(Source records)
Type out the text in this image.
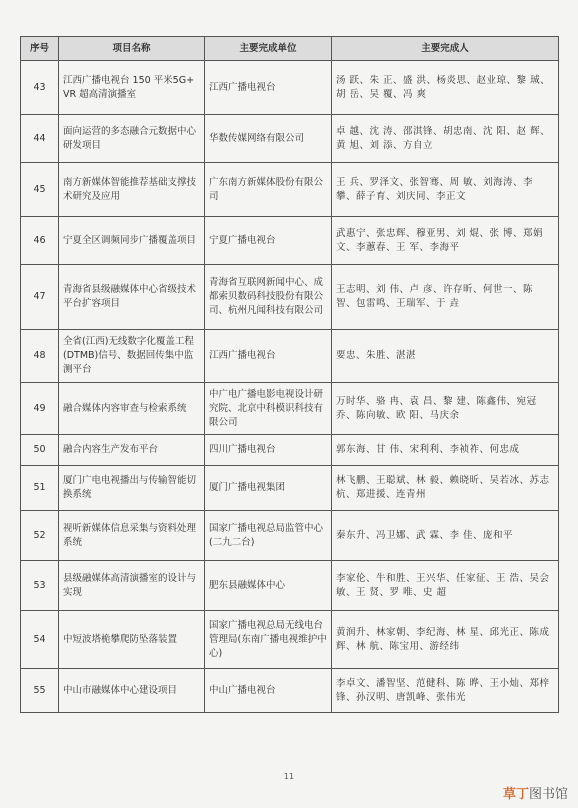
序号	项目名称	主要完成单位	主要完成人
43	江西广播电视台 150 平米5G+VR 超高清演播室	江西广播电视台	汤 跃、朱 正、盛 洪、杨炎思、赵业琼、黎 珹、胡 岳、吴 覆、冯 爽
44	面向运营的多态融合元数据中心研发项目	华数传媒网络有限公司	卓 越、沈 涛、邵淇锋、胡忠南、沈 阳、赵 辉、黄 旭、刘 添、方自立
45	南方新媒体智能推荐基础支撑技术研究及应用	广东南方新媒体股份有限公司	王 兵、罗泽文、张智骞、周 敏、刘海涛、李 攀、薛子育、刘庆同、李正文
46	宁夏全区调频同步广播覆盖项目	宁夏广播电视台	武惠宁、张忠辉、穆亚男、刘 焜、张 博、郑娟文、李蕙春、王 军、李海平
47	青海省县级融媒体中心省级技术平台扩容项目	青海省互联网新闻中心、成都索贝数码科技股份有限公司、杭州凡闻科技有限公司	王志明、刘 伟、卢 彦、许存昕、何世一、陈 智、包雷鸣、王瑞军、于 垚
48	全省(江西)无线数字化覆盖工程(DTMB)信号、数据回传集中监测平台	江西广播电视台	要忠、朱胜、湛湛
49	融合媒体内容审查与检索系统	中广电广播电影电视设计研究院、北京中科模识科技有限公司	万时华、骆 冉、袁 昌、黎 建、陈鑫伟、宛冠乔、陈向敏、欧 阳、马庆余
50	融合内容生产发布平台	四川广播电视台	郭东海、甘 伟、宋利利、李祯祚、何忠成
51	厦门广电电视播出与传输智能切换系统	厦门广播电视集团	林飞鹏、王聪斌、林 毅、赖晓昕、吴若冰、苏志杭、郑进援、连青州
52	视听新媒体信息采集与资料处理系统	国家广播电视总局监管中心(二九二台)	秦东升、冯卫娜、武 霖、李 佳、庞和平
53	县级融媒体高清演播室的设计与实现	肥东县融媒体中心	李家伦、牛和胜、王兴华、任家征、王 浩、吴会敏、王 贤、罗 唯、史 超
54	中短波塔桅攀爬防坠落装置	国家广播电视总局无线电台管理局(东南广播电视维护中心)	黄润升、林家朝、李纪海、林 星、邱光正、陈成辉、林 航、陈宝用、游经纬
55	中山市融媒体中心建设项目	中山广播电视台	李卓文、潘智坚、范健科、陈 晔、王小灿、郑梓锋、孙汉明、唐凯峰、张伟光
11
草丁 图书馆
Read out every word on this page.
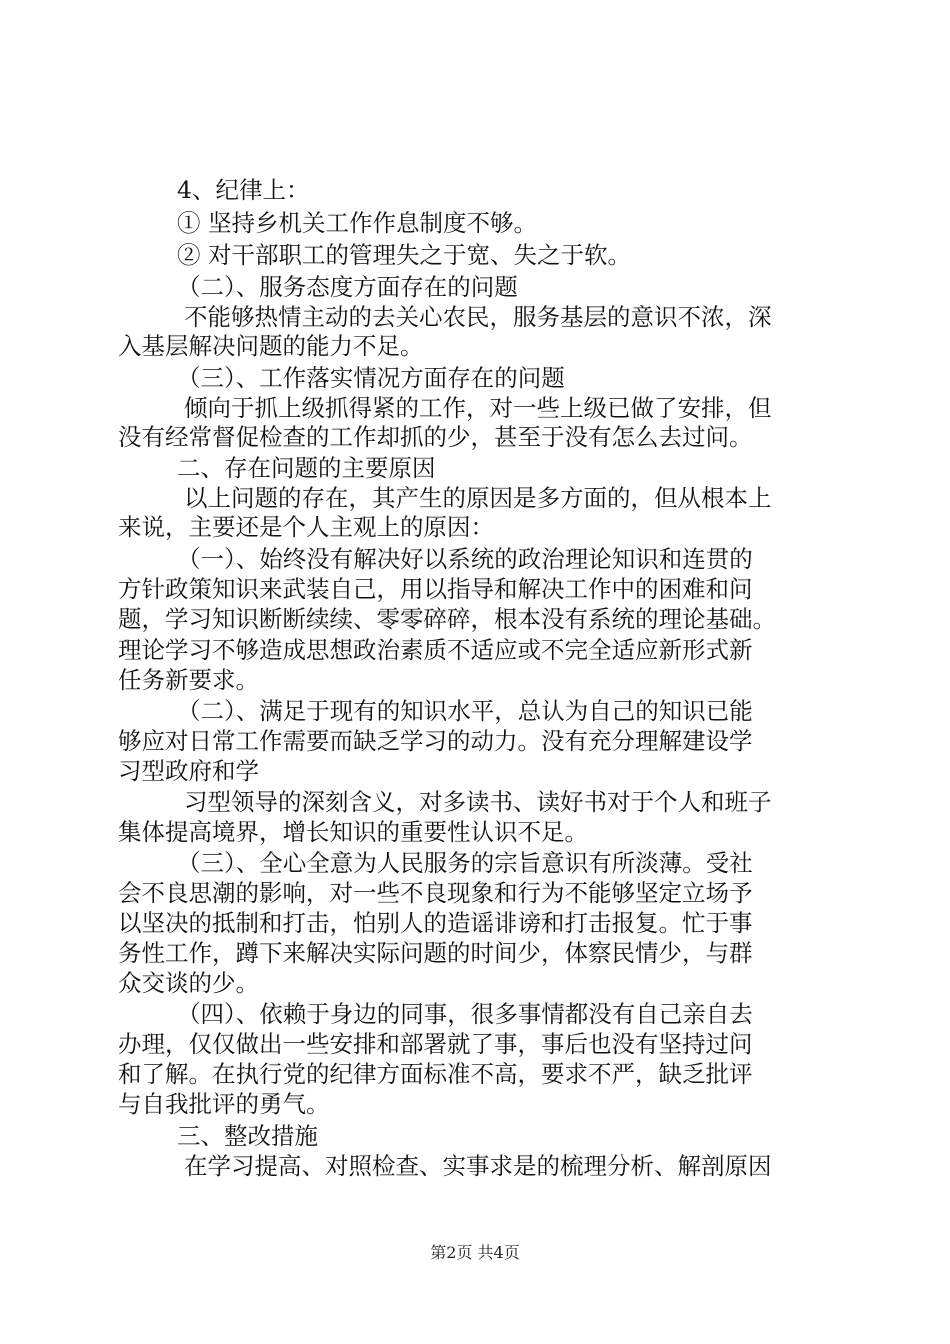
4、纪律上：
① 坚持乡机关工作作息制度不够。
② 对干部职工的管理失之于宽、失之于软。
（二）、服务态度方面存在的问题
不能够热情主动的去关心农民，服务基层的意识不浓，深
入基层解决问题的能力不足。
（三）、工作落实情况方面存在的问题
倾向于抓上级抓得紧的工作，对一些上级已做了安排，但
没有经常督促检查的工作却抓的少，甚至于没有怎么去过问。
二、存在问题的主要原因
以上问题的存在，其产生的原因是多方面的，但从根本上
来说，主要还是个人主观上的原因：
（一）、始终没有解决好以系统的政治理论知识和连贯的
方针政策知识来武装自己，用以指导和解决工作中的困难和问
题，学习知识断断续续、零零碎碎，根本没有系统的理论基础。
理论学习不够造成思想政治素质不适应或不完全适应新形式新
任务新要求。
（二）、满足于现有的知识水平，总认为自己的知识已能
够应对日常工作需要而缺乏学习的动力。没有充分理解建设学
习型政府和学
习型领导的深刻含义，对多读书、读好书对于个人和班子
集体提高境界，增长知识的重要性认识不足。
（三）、全心全意为人民服务的宗旨意识有所淡薄。受社
会不良思潮的影响，对一些不良现象和行为不能够坚定立场予
以坚决的抵制和打击，怕别人的造谣诽谤和打击报复。忙于事
务性工作，蹲下来解决实际问题的时间少，体察民情少，与群
众交谈的少。
（四）、依赖于身边的同事，很多事情都没有自己亲自去
办理，仅仅做出一些安排和部署就了事，事后也没有坚持过问
和了解。在执行党的纪律方面标准不高，要求不严，缺乏批评
与自我批评的勇气。
三、整改措施
在学习提高、对照检查、实事求是的梳理分析、解剖原因
第2页 共4页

The task: Read the entries and pick out all lines that include the word "江西广播电视台".

Final result:
43	江西广播电视台 150 平米5G+VR 超高清演播室	江西广播电视台	汤 跃、朱 正、盛 洪、杨炎思、赵业琼、黎 珹、胡 岳、吴 覆、冯 爽
48	全省(江西)无线数字化覆盖工程(DTMB)信号、数据回传集中监测平台	江西广播电视台	要忠、朱胜、湛湛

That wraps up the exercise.